--- START OF SOURCE ---

There are many radically different ways to make a quantum computer. Some are built of superconducting circuits, others are made from semiconductors, or arrays of trapped ions, or nuclear spins on nuclei on atoms in molecules, and of course with photons. Up until about 5 years ago, optical quantum computers seemed like long shots. Perhaps the most advanced technology was the superconducting approach. Superconducting quantum interference devices (SQUIDS) have exquisite sensitivity that makes them robust quantum information devices. But the drawback is the cold temperatures that are needed for them to work. Many of the other approaches likewise need cold temperature–sometimes astronomically cold temperatures that are only a few thousandths of a degree above absolute zero Kelvin.

Cold temperatures and quantum computing seemed a foregone conclusion–you weren’t ever going to separate them–and for good reason. The single greatest threat to quantum information is decoherence–the draining away of the kind of quantum coherence that allows interferences and quantum algorithms to work. In this way, entanglement is a two-edged sword. On the one hand, entanglement provides one of the essential resources for the exponential speed-up of quantum algorithms. But on the other hand, if a qubit “sees” any environmental disturbance, then it becomes entangled with that environment. The entangling of quantum information with the environment causes the coherence to drain away–hence decoherence. Hot environments disturb quantum systems much more than cold environments, so there is a premium for cooling the environment of quantum computers to as low a temperature as they can. Even so, decoherence times can be microseconds to milliseconds under even the best conditions–quantum information dissipates almost as fast as you can make it.

--- END OF SOURCE ---

STATED TASK 1:
Answer these questions from the passage on quantum computing:
(a) What drawback of superconducting quantum devices does it name?
(b) What does it call the single greatest threat to quantum information?
(c) How long can decoherence times be under even the best conditions?
STATED TASK 2: Set down word for word the part of the passage on quantum computing starting at "There are many" and ending at "absolute zero Kelvin.".

--- START OF DATA RECORDS ---

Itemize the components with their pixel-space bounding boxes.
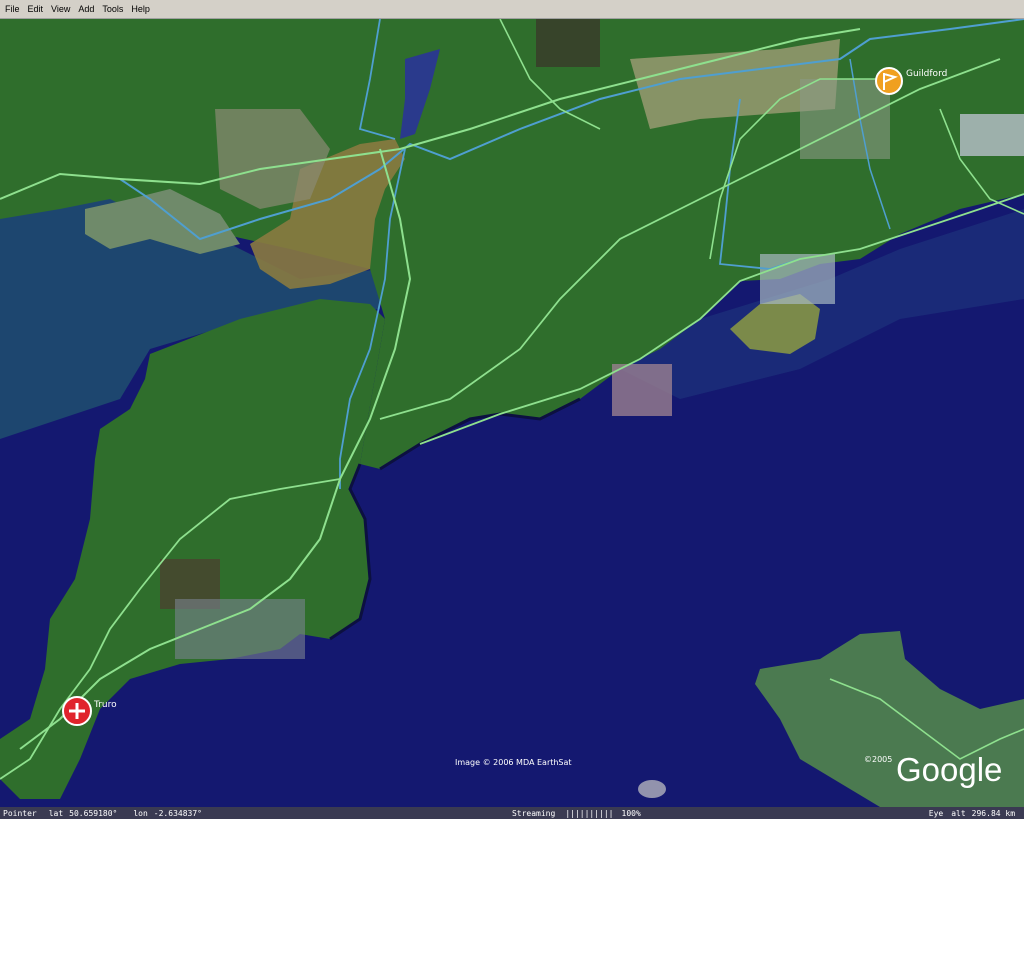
truro-label: Truro [93, 700, 117, 710]
menu-file[interactable]: File [2, 4, 23, 14]
lat-label: lat [48, 808, 64, 818]
urban-patch-east [960, 114, 1024, 156]
streaming-label: Streaming [511, 808, 556, 818]
urban-patch-coast [760, 254, 835, 304]
plymouth-patch [175, 599, 305, 659]
streaming-percent: 100% [621, 808, 641, 818]
menu-help[interactable]: Help [128, 4, 153, 14]
streaming-progress: |||||||||| [565, 808, 614, 818]
lon-label: lon [133, 808, 148, 818]
imagery-credit: Image © 2006 MDA EarthSat [455, 758, 572, 767]
menu-bar: File Edit View Add Tools Help [0, 0, 1024, 19]
imagery-patch-south [612, 364, 672, 416]
copyright-year: ©2005 [864, 755, 892, 764]
flag-marker-icon[interactable] [875, 67, 903, 95]
map-viewport[interactable]: Guildford Truro Image © 2006 MDA EarthSa… [0, 19, 1024, 807]
guildford-label: Guildford [906, 69, 947, 79]
pointer-label: Pointer [3, 808, 37, 818]
imagery-patch [536, 19, 600, 67]
menu-view[interactable]: View [48, 4, 73, 14]
status-bar: Pointer lat 50.659180° lon -2.634837° St… [0, 807, 1024, 819]
urban-patch [800, 79, 890, 159]
lon-value: -2.634837° [153, 808, 202, 818]
menu-edit[interactable]: Edit [25, 4, 47, 14]
lat-value: 50.659180° [69, 808, 118, 818]
eye-label: Eye [928, 808, 944, 818]
channel-island [638, 780, 666, 798]
menu-tools[interactable]: Tools [99, 4, 126, 14]
google-logo: Google [896, 751, 1002, 788]
alt-value: 296.84 km [971, 808, 1016, 818]
menu-add[interactable]: Add [75, 4, 97, 14]
alt-label: alt [951, 808, 966, 818]
satellite-map[interactable]: Guildford Truro Image © 2006 MDA EarthSa… [0, 19, 1024, 807]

--- END OF DATA RECORDS ---

EXPECTED ANSWER 1:
(a) They need cold temperatures to work.
(b) Decoherence.
(c) Microseconds to milliseconds.

EXPECTED ANSWER 2:
There are many radically different ways to make a quantum computer. Some are built of superconducting circuits, others are made from semiconductors, or arrays of trapped ions, or nuclear spins on nuclei on atoms in molecules, and of course with photons. Up until about 5 years ago, optical quantum computers seemed like long shots. Perhaps the most advanced technology was the superconducting approach. Superconducting quantum interference devices (SQUIDS) have exquisite sensitivity that makes them robust quantum information devices. But the drawback is the cold temperatures that are needed for them to work. Many of the other approaches likewise need cold temperature–sometimes astronomically cold temperatures that are only a few thousandths of a degree above absolute zero Kelvin.